What is expected:
Sort through the entries below and pull out lines containing the word "grupy".

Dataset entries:
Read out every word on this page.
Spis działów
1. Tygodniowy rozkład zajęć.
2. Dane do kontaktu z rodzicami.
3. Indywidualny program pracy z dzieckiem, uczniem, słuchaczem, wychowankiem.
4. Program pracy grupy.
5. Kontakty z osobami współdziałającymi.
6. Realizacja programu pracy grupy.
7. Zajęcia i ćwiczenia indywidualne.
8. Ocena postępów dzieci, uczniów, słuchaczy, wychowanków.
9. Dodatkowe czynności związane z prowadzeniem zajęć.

Solution to this task:
4. Program pracy grupy.
6. Realizacja programu pracy grupy.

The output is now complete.